#### Exercise details:
Within the material below, find each line bearing the word "ylabel" and present it.

— BEGIN Material for the task —

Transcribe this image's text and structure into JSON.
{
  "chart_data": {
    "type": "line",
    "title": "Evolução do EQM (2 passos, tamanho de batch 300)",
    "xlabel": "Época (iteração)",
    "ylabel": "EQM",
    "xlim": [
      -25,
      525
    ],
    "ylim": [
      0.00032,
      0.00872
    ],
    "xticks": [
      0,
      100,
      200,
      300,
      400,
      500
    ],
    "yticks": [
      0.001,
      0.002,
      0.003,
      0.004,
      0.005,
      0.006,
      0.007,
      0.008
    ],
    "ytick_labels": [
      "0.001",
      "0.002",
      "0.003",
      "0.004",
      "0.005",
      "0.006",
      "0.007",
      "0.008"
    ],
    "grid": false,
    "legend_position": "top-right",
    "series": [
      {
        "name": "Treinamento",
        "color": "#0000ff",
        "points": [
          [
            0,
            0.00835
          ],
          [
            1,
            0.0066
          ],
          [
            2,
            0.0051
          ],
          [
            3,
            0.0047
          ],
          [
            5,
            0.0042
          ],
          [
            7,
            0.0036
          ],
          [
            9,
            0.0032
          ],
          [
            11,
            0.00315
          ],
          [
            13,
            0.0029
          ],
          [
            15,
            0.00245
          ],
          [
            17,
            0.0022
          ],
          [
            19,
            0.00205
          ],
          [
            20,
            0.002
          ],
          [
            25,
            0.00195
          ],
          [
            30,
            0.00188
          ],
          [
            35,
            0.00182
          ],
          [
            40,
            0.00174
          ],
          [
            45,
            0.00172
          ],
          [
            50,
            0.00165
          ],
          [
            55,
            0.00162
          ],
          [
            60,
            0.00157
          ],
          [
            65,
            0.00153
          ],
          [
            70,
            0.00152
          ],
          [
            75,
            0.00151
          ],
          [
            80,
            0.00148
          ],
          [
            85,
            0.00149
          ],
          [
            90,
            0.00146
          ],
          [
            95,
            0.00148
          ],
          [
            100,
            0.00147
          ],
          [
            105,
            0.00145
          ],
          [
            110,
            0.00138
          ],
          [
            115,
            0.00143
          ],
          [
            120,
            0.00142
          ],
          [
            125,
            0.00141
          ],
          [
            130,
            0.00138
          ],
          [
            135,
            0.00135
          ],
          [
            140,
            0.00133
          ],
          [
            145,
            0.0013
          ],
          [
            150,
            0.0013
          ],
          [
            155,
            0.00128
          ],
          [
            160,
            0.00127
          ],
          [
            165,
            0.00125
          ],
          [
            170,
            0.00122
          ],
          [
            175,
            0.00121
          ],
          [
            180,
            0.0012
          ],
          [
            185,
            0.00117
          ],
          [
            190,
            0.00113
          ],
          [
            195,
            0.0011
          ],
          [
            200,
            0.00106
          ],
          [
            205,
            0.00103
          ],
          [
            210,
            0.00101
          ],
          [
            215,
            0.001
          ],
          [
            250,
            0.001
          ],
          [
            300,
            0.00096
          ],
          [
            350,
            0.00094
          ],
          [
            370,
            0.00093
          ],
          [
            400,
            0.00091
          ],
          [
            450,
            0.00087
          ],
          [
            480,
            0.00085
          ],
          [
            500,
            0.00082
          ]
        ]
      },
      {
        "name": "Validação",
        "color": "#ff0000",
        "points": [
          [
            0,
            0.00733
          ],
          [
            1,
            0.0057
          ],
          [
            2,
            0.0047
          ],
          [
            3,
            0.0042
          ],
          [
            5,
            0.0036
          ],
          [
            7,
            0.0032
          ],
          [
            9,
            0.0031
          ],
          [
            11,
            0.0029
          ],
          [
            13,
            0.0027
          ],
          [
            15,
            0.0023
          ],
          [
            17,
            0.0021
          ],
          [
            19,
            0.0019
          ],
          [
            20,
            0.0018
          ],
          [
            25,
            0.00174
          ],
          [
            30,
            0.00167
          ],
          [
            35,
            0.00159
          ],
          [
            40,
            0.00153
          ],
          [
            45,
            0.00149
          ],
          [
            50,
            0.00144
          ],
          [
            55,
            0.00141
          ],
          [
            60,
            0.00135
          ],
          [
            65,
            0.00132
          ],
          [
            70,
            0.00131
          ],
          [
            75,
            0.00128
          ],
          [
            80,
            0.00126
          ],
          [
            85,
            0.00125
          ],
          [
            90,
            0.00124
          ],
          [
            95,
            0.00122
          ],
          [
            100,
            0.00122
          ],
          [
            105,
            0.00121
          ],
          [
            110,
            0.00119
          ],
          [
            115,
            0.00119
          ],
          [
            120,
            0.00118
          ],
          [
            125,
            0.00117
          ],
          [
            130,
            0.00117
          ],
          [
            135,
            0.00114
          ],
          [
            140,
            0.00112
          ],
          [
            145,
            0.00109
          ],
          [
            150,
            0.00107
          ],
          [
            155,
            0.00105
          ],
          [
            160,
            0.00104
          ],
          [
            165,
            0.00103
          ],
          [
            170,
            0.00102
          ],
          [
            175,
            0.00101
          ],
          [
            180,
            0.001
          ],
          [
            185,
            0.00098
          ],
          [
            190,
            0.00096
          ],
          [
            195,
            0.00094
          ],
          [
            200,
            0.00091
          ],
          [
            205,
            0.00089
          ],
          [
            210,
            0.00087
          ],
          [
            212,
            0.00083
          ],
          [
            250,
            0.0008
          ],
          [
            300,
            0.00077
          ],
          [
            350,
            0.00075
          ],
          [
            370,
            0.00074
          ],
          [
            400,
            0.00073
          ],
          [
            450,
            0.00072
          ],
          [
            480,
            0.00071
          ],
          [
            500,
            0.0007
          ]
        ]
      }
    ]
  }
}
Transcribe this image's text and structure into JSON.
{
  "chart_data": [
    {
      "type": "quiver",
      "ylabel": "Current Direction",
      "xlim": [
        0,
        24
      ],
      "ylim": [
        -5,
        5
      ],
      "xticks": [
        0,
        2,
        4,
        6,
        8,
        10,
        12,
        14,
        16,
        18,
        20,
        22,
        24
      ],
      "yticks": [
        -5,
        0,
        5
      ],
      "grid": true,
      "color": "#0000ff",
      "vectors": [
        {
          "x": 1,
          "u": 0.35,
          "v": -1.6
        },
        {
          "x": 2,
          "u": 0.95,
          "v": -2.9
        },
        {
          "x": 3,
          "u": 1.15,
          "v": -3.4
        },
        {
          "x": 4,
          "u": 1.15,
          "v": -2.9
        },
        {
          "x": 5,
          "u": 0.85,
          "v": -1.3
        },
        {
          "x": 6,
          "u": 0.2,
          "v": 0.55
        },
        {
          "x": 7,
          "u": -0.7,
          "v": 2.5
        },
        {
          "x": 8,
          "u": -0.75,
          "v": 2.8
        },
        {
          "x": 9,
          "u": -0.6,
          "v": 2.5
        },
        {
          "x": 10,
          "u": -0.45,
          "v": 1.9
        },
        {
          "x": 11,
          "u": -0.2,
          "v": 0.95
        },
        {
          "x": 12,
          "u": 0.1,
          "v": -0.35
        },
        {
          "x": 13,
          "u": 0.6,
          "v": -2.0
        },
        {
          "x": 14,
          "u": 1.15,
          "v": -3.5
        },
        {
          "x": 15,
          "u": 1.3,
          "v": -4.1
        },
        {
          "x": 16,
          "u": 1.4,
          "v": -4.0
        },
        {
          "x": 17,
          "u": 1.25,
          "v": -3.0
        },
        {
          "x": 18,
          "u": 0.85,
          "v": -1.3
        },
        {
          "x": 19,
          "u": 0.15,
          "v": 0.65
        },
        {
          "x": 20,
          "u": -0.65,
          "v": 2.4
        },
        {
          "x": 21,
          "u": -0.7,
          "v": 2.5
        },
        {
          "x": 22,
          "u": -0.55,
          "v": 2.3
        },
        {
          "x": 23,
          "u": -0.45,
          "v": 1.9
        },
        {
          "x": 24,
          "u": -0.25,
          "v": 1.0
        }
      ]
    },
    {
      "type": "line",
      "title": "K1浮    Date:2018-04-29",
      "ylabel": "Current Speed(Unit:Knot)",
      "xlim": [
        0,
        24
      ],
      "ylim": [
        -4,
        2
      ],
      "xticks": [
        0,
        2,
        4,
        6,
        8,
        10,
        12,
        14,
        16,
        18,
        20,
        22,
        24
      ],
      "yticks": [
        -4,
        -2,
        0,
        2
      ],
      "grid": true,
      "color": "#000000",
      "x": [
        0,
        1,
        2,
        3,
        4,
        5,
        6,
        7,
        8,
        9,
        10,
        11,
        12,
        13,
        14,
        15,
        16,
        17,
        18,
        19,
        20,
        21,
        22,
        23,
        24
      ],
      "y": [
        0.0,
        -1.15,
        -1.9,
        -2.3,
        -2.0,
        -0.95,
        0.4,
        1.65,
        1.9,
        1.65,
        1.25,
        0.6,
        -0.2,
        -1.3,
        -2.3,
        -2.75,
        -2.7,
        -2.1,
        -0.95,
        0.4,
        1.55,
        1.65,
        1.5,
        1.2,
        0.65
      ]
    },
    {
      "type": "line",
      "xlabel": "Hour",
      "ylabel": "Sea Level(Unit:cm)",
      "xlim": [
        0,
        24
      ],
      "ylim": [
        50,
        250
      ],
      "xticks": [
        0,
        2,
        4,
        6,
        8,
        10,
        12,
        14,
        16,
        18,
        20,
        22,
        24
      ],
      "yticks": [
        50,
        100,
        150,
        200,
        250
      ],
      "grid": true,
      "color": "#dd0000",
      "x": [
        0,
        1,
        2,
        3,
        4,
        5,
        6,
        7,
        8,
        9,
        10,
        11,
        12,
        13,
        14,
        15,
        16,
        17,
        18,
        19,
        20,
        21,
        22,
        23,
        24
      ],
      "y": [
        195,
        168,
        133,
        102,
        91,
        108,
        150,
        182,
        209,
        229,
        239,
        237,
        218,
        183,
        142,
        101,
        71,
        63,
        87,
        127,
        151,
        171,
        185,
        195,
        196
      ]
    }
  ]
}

— END Material for the task —

#### Correct response:
    "ylabel": "EQM",
      "ylabel": "Current Direction",
      "ylabel": "Current Speed(Unit:Knot)",
      "ylabel": "Sea Level(Unit:cm)",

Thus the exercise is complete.